** What you are asked to do **
Can you output every line below as a JSON list of strings, one string per line, with blank lines dropped and the picture left out?

** Begin **

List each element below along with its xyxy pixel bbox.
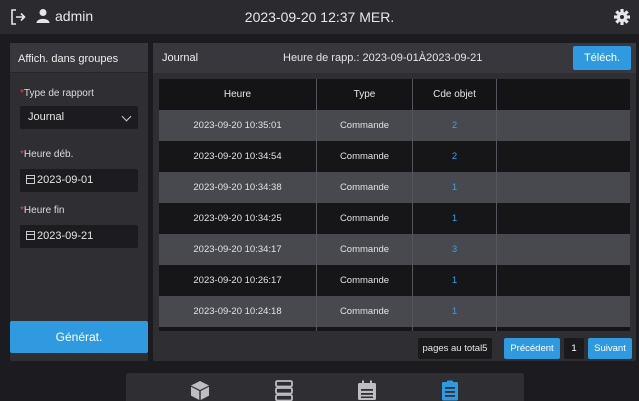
table-row[interactable]: 2023-09-20 10:34:25 Commande 1 xyxy=(159,203,630,234)
calendar-icon xyxy=(26,231,35,240)
table-header: Heure Type Cde objet xyxy=(159,79,630,110)
object-link[interactable]: 2 xyxy=(413,141,497,172)
column-header-extra xyxy=(497,79,630,110)
report-header: Journal Heure de rapp.: 2023-09-01À2023-… xyxy=(153,43,636,73)
datetime: 2023-09-20 12:37 MER. xyxy=(244,9,395,25)
calendar-icon[interactable] xyxy=(357,380,377,401)
chevron-down-icon xyxy=(121,111,132,122)
table-row[interactable] xyxy=(159,327,630,331)
generate-button[interactable]: Générat. xyxy=(10,321,148,353)
report-type-select[interactable]: Journal xyxy=(20,106,138,129)
server-icon[interactable] xyxy=(274,380,294,401)
object-link[interactable]: 1 xyxy=(413,203,497,234)
report-title: Journal xyxy=(162,52,199,64)
panel-title: Affich. dans groupes xyxy=(10,43,148,73)
next-button[interactable]: Suivant xyxy=(588,338,632,359)
cube-icon[interactable] xyxy=(190,380,210,401)
object-link[interactable]: 1 xyxy=(413,265,497,296)
object-link[interactable]: 1 xyxy=(413,172,497,203)
download-button[interactable]: Téléch. xyxy=(573,46,631,70)
bottom-nav xyxy=(126,373,524,401)
object-link[interactable]: 2 xyxy=(413,110,497,141)
log-table[interactable]: Heure Type Cde objet 2023-09-20 10:35:01… xyxy=(159,79,630,331)
column-header-type: Type xyxy=(317,79,413,110)
top-bar: admin 2023-09-20 12:37 MER. xyxy=(0,0,639,34)
object-link[interactable]: 3 xyxy=(413,234,497,265)
report-period: Heure de rapp.: 2023-09-01À2023-09-21 xyxy=(283,52,483,64)
object-link[interactable]: 1 xyxy=(413,296,497,327)
column-header-object: Cde objet xyxy=(413,79,497,110)
report-panel: Journal Heure de rapp.: 2023-09-01À2023-… xyxy=(153,43,636,361)
page-number-input[interactable]: 1 xyxy=(564,338,584,359)
table-row[interactable]: 2023-09-20 10:34:38 Commande 1 xyxy=(159,172,630,203)
table-row[interactable]: 2023-09-20 10:35:01 Commande 2 xyxy=(159,110,630,141)
table-row[interactable]: 2023-09-20 10:34:54 Commande 2 xyxy=(159,141,630,172)
settings-icon[interactable] xyxy=(613,8,631,26)
start-time-label: *Heure déb. xyxy=(20,149,74,160)
table-row[interactable]: 2023-09-20 10:26:17 Commande 1 xyxy=(159,265,630,296)
calendar-icon xyxy=(26,175,35,184)
report-icon[interactable] xyxy=(440,380,460,401)
table-row[interactable]: 2023-09-20 10:34:17 Commande 3 xyxy=(159,234,630,265)
table-row[interactable]: 2023-09-20 10:24:18 Commande 1 xyxy=(159,296,630,327)
end-date-field[interactable]: 2023-09-21 xyxy=(20,225,138,248)
start-date-field[interactable]: 2023-09-01 xyxy=(20,169,138,192)
page-total: pages au total5 xyxy=(418,338,492,359)
report-type-label: *Type de rapport xyxy=(20,88,94,99)
object-link[interactable] xyxy=(413,327,497,331)
report-settings-panel: Affich. dans groupes *Type de rapport Jo… xyxy=(10,43,148,361)
previous-button[interactable]: Précédent xyxy=(504,338,560,359)
column-header-time: Heure xyxy=(159,79,317,110)
end-time-label: *Heure fin xyxy=(20,205,65,216)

** End **

** Task output **
[
  "List each element below along with its xyxy pixel bbox.",
  "table-row[interactable]: 2023-09-20 10:34:25 Commande 1 xyxy=(159,203,630,234)",
  "calendar-icon xyxy=(26,231,35,240)",
  "table-header: Heure Type Cde objet xyxy=(159,79,630,110)",
  "object-link[interactable]: 2 xyxy=(413,141,497,172)",
  "column-header-extra xyxy=(497,79,630,110)",
  "report-header: Journal Heure de rapp.: 2023-09-01À2023-… xyxy=(153,43,636,73)",
  "datetime: 2023-09-20 12:37 MER. xyxy=(244,9,395,25)",
  "calendar-icon[interactable] xyxy=(357,380,377,401)",
  "chevron-down-icon xyxy=(121,111,132,122)",
  "table-row[interactable] xyxy=(159,327,630,331)",
  "generate-button[interactable]: Générat. xyxy=(10,321,148,353)",
  "report-type-select[interactable]: Journal xyxy=(20,106,138,129)",
  "server-icon[interactable] xyxy=(274,380,294,401)",
  "object-link[interactable]: 1 xyxy=(413,203,497,234)",
  "report-title: Journal xyxy=(162,52,199,64)",
  "panel-title: Affich. dans groupes xyxy=(10,43,148,73)",
  "next-button[interactable]: Suivant xyxy=(588,338,632,359)",
  "cube-icon[interactable] xyxy=(190,380,210,401)",
  "object-link[interactable]: 1 xyxy=(413,265,497,296)",
  "object-link[interactable]: 1 xyxy=(413,172,497,203)",
  "download-button[interactable]: Téléch. xyxy=(573,46,631,70)",
  "bottom-nav xyxy=(126,373,524,401)",
  "object-link[interactable]: 2 xyxy=(413,110,497,141)",
  "log-table[interactable]: Heure Type Cde objet 2023-09-20 10:35:01… xyxy=(159,79,630,331)",
  "column-header-type: Type xyxy=(317,79,413,110)",
  "top-bar: admin 2023-09-20 12:37 MER. xyxy=(0,0,639,34)",
  "object-link[interactable]: 3 xyxy=(413,234,497,265)",
  "report-period: Heure de rapp.: 2023-09-01À2023-09-21 xyxy=(283,52,483,64)",
  "object-link[interactable]: 1 xyxy=(413,296,497,327)",
  "column-header-object: Cde objet xyxy=(413,79,497,110)",
  "report-panel: Journal Heure de rapp.: 2023-09-01À2023-… xyxy=(153,43,636,361)",
  "page-number-input[interactable]: 1 xyxy=(564,338,584,359)",
  "table-row[interactable]: 2023-09-20 10:34:38 Commande 1 xyxy=(159,172,630,203)",
  "table-row[interactable]: 2023-09-20 10:35:01 Commande 2 xyxy=(159,110,630,141)",
  "table-row[interactable]: 2023-09-20 10:34:54 Commande 2 xyxy=(159,141,630,172)",
  "settings-icon[interactable] xyxy=(613,8,631,26)",
  "start-time-label: *Heure déb. xyxy=(20,149,74,160)",
  "table-row[interactable]: 2023-09-20 10:26:17 Commande 1 xyxy=(159,265,630,296)",
  "calendar-icon xyxy=(26,175,35,184)",
  "report-icon[interactable] xyxy=(440,380,460,401)",
  "table-row[interactable]: 2023-09-20 10:34:17 Commande 3 xyxy=(159,234,630,265)",
  "table-row[interactable]: 2023-09-20 10:24:18 Commande 1 xyxy=(159,296,630,327)",
  "end-date-field[interactable]: 2023-09-21 xyxy=(20,225,138,248)",
  "start-date-field[interactable]: 2023-09-01 xyxy=(20,169,138,192)",
  "page-total: pages au total5 xyxy=(418,338,492,359)",
  "report-type-label: *Type de rapport xyxy=(20,88,94,99)",
  "object-link[interactable] xyxy=(413,327,497,331)",
  "report-settings-panel: Affich. dans groupes *Type de rapport Jo… xyxy=(10,43,148,361)",
  "previous-button[interactable]: Précédent xyxy=(504,338,560,359)",
  "column-header-time: Heure xyxy=(159,79,317,110)",
  "end-time-label: *Heure fin xyxy=(20,205,65,216)"
]